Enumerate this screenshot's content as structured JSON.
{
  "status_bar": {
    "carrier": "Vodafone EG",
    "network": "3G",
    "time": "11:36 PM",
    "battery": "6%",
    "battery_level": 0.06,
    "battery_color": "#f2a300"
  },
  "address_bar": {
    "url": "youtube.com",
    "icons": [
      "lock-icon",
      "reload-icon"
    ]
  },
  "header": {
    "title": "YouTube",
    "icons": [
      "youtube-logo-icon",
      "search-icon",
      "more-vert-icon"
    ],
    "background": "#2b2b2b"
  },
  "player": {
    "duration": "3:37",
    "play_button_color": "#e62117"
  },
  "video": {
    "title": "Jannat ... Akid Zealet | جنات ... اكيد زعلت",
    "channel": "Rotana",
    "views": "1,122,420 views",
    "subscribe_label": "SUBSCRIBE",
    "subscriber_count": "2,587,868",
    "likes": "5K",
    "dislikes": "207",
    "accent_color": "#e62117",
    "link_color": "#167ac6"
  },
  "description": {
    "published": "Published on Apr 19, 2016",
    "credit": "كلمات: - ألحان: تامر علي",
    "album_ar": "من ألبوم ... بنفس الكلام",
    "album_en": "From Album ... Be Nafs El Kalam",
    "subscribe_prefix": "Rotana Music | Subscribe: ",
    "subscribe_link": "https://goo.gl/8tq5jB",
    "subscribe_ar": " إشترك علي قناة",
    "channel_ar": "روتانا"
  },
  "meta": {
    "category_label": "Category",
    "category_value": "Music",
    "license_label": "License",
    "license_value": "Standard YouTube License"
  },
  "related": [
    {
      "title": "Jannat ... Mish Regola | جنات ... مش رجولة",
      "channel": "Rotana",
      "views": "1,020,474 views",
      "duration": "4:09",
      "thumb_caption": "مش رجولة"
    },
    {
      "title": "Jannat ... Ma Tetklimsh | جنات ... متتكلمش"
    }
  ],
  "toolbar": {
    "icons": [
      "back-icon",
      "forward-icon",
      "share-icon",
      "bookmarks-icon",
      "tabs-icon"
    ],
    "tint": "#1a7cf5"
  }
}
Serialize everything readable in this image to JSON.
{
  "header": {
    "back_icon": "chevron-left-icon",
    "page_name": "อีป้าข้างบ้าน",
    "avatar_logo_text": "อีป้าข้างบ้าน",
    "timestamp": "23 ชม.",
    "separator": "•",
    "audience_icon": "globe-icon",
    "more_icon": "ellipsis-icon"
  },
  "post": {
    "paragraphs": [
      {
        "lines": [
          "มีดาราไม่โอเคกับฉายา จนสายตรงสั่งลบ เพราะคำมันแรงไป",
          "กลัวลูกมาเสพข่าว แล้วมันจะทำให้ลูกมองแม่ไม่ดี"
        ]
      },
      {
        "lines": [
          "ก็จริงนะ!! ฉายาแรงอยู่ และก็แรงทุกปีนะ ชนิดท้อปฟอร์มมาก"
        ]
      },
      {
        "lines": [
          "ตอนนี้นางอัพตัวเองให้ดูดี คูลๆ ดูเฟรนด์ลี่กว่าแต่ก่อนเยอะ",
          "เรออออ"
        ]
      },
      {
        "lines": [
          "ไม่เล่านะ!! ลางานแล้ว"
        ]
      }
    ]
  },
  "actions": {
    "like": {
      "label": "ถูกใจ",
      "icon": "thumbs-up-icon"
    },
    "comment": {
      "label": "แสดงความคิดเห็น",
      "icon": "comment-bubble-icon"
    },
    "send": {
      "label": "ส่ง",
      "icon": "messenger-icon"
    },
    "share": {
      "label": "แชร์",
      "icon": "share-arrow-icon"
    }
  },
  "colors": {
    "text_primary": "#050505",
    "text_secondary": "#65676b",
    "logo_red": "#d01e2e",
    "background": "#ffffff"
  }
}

########################################

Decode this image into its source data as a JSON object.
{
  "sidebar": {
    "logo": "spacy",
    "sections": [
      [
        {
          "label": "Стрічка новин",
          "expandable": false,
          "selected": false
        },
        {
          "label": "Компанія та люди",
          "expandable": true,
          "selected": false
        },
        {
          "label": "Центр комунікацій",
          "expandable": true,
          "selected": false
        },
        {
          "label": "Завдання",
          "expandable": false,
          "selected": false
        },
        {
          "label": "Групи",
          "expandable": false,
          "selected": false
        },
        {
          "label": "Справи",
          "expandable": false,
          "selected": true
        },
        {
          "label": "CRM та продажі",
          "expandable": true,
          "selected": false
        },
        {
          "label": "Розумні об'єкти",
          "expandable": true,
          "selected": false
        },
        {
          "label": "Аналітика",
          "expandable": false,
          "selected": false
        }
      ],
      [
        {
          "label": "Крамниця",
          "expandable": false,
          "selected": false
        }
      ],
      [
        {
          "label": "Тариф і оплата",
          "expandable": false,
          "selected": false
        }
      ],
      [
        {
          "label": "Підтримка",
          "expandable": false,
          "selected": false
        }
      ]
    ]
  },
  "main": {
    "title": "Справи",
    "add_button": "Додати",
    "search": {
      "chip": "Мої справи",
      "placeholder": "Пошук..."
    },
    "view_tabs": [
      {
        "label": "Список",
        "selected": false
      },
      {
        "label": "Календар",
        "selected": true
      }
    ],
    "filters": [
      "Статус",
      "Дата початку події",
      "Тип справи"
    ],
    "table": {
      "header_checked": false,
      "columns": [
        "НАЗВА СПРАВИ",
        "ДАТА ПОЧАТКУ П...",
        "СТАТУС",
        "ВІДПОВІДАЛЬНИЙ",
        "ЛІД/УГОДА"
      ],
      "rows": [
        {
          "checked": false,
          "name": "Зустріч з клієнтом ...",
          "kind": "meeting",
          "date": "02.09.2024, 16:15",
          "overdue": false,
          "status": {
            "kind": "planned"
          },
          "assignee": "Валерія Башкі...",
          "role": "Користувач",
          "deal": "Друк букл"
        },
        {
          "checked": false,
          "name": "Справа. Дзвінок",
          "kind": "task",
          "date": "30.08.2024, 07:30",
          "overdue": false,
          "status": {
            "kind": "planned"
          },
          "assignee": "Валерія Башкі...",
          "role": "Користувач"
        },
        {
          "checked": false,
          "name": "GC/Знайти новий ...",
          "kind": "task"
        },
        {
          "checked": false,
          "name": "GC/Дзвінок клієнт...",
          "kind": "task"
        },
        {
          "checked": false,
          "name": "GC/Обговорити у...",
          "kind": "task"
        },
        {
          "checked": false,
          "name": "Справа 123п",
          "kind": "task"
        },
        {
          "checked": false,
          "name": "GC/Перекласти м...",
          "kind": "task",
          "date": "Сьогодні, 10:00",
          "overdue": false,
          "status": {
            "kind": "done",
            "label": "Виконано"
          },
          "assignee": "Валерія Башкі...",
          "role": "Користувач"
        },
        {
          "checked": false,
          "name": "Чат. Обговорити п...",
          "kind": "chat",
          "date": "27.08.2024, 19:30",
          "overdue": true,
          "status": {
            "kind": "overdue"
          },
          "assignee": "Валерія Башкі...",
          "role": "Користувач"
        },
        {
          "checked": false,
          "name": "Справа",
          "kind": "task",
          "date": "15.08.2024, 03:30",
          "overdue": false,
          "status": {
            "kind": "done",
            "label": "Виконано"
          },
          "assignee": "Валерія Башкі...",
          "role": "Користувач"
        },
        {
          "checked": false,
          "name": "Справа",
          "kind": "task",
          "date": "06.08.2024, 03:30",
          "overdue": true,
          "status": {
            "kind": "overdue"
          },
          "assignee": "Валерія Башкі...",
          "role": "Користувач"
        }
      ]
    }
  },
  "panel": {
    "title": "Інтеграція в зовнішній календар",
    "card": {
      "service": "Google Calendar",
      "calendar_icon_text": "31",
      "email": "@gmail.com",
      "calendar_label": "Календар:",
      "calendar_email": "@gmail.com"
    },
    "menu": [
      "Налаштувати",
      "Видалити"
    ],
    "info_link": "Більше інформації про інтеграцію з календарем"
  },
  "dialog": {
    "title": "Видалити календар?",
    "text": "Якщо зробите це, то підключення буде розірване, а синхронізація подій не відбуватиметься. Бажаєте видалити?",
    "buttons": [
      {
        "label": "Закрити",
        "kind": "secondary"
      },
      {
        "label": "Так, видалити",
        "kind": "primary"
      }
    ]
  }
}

########################################

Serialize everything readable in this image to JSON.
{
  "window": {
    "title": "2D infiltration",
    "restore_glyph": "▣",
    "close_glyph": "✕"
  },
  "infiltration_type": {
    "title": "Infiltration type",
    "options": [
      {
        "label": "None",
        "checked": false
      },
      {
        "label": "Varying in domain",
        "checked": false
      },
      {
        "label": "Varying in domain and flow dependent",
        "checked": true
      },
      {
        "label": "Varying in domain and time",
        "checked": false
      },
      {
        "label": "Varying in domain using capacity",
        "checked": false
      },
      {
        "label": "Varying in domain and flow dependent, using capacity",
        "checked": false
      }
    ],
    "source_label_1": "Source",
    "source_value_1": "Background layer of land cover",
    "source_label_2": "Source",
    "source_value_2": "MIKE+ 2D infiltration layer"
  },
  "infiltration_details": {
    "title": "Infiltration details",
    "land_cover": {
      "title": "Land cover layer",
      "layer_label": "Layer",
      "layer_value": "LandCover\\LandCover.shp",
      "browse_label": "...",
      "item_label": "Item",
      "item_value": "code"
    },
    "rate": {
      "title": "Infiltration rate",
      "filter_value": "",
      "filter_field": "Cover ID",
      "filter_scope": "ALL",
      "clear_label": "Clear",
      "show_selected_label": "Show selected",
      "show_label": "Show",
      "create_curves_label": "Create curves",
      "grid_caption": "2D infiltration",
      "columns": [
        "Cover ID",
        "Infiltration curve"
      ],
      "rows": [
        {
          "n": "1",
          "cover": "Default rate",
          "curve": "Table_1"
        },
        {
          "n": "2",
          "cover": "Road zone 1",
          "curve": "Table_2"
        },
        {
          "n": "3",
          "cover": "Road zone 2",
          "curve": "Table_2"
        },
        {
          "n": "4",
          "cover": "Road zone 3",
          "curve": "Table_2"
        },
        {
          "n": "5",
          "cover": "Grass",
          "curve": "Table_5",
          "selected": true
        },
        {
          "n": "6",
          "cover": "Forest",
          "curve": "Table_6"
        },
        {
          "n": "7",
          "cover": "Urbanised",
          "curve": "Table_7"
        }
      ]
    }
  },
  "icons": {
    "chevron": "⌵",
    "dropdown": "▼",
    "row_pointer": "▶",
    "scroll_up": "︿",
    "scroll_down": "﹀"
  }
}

########################################

What is expected: Scan the data for the word "رجولة" and copy every line where it shows up.

Final result:
      "title": "Jannat ... Mish Regola | جنات ... مش رجولة",
      "thumb_caption": "مش رجولة"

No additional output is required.